Entries taken from a collection
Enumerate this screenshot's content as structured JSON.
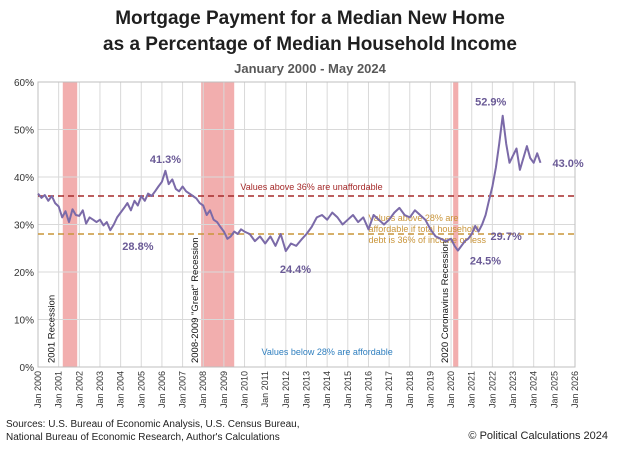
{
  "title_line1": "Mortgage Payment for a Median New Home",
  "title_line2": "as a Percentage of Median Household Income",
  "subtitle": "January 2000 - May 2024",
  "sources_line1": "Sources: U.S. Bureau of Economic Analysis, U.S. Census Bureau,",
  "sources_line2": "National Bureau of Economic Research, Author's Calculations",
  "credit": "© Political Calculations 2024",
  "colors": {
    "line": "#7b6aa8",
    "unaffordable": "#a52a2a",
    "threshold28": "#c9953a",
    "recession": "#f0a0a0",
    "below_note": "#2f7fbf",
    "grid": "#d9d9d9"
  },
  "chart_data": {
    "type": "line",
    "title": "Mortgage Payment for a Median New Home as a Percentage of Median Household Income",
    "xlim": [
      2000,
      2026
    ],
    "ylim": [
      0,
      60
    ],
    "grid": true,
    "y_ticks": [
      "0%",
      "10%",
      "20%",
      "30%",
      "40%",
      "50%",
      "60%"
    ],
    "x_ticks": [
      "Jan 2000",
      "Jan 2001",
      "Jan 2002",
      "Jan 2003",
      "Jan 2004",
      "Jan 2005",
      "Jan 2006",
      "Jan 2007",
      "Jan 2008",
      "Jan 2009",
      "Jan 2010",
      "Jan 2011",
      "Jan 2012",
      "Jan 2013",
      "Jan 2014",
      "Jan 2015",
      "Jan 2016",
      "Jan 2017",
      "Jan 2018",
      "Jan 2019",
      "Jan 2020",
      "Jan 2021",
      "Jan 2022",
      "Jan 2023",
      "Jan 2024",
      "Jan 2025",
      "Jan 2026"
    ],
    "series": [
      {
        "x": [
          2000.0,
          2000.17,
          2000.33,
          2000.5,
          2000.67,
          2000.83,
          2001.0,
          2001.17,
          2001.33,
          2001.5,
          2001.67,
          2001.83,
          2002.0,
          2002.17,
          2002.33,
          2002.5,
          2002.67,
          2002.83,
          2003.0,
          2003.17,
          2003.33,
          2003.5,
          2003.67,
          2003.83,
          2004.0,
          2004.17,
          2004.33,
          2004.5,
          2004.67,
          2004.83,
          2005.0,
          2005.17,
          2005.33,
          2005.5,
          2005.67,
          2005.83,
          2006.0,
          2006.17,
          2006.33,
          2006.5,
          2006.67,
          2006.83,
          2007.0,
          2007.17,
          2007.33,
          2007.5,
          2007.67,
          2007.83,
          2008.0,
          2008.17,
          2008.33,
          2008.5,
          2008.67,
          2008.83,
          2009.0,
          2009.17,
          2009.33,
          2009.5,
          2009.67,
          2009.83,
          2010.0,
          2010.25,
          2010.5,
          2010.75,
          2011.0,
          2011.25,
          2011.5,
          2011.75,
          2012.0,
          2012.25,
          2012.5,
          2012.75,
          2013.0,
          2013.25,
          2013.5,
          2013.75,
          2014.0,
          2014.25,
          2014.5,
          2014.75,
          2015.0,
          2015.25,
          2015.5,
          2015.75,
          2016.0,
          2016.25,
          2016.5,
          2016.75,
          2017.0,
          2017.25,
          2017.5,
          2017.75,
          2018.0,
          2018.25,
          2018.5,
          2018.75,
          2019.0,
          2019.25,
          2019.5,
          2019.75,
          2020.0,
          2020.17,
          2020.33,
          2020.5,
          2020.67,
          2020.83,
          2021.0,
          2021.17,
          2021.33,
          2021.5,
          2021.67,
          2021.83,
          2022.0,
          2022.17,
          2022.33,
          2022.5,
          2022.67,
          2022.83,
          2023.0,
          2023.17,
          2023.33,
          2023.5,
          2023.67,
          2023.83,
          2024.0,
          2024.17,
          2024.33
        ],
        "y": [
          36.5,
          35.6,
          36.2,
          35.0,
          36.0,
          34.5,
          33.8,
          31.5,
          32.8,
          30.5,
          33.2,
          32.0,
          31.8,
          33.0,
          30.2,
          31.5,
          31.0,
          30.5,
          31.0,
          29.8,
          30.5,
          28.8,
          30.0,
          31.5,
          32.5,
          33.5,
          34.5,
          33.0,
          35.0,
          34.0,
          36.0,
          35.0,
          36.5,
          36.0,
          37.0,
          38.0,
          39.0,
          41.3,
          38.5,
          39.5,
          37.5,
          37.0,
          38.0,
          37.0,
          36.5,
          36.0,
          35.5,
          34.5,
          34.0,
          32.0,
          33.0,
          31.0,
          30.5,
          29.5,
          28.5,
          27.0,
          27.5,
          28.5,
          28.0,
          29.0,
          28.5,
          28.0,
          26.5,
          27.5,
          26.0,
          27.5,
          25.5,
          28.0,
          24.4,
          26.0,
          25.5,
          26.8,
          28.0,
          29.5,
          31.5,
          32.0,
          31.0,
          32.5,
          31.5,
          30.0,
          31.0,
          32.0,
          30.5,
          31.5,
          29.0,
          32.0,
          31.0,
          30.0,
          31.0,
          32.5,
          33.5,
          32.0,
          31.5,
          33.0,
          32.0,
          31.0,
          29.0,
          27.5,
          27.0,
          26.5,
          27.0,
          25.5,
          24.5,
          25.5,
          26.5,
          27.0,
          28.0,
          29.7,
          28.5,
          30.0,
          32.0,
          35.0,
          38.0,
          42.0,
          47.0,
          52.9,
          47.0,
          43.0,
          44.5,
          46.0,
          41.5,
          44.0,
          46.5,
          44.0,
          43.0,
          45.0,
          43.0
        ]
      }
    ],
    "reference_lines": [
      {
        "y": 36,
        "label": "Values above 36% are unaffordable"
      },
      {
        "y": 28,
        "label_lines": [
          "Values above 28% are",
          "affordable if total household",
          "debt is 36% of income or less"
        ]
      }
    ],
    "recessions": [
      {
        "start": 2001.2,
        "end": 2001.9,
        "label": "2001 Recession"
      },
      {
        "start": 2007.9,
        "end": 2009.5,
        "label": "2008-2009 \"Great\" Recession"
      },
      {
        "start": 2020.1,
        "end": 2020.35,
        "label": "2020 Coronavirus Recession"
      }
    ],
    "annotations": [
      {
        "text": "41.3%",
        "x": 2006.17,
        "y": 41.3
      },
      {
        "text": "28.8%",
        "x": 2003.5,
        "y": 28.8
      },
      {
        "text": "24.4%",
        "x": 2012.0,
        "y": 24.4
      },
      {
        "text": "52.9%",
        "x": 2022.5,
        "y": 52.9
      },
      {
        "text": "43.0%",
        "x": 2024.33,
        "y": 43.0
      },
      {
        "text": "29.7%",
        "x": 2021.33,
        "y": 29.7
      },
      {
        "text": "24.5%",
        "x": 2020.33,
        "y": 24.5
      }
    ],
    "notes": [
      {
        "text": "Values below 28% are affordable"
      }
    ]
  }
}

* * *

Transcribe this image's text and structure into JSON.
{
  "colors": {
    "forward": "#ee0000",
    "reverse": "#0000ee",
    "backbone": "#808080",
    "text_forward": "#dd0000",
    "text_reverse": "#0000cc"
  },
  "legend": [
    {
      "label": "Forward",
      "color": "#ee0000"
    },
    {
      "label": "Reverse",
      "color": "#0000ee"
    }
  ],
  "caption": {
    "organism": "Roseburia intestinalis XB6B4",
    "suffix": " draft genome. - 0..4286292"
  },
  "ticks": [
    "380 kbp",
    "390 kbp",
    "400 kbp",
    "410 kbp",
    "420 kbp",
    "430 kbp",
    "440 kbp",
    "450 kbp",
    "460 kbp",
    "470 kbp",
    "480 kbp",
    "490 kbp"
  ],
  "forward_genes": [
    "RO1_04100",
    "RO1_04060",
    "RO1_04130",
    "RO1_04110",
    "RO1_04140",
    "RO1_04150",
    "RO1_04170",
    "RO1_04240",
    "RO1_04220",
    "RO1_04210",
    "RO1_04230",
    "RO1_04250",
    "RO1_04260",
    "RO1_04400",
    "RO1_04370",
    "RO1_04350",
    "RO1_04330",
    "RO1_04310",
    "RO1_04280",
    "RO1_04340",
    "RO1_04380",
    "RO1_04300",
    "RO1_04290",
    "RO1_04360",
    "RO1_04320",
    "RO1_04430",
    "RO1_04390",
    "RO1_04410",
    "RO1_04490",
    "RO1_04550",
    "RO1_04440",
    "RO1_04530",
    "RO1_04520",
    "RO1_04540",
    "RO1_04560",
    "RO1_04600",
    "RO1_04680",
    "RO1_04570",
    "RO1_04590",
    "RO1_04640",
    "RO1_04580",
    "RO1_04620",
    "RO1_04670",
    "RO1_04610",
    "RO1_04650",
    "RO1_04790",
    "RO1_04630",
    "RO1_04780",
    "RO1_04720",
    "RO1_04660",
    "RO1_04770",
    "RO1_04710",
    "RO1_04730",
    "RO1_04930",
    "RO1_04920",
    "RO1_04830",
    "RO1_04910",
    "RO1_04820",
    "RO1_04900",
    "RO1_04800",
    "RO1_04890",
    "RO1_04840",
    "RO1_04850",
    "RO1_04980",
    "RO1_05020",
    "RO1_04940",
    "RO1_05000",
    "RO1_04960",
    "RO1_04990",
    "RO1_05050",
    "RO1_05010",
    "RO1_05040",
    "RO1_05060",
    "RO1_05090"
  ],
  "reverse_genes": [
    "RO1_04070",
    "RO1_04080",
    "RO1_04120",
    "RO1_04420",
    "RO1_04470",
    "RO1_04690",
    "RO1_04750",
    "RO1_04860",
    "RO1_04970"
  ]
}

Problem statement ::
The word "Mortgage" appears in some lines above. Return every one of those lines.

Problem solution ::
  "title_line1": "Mortgage Payment for a Median New Home",
    "title": "Mortgage Payment for a Median New Home as a Percentage of Median Household Income",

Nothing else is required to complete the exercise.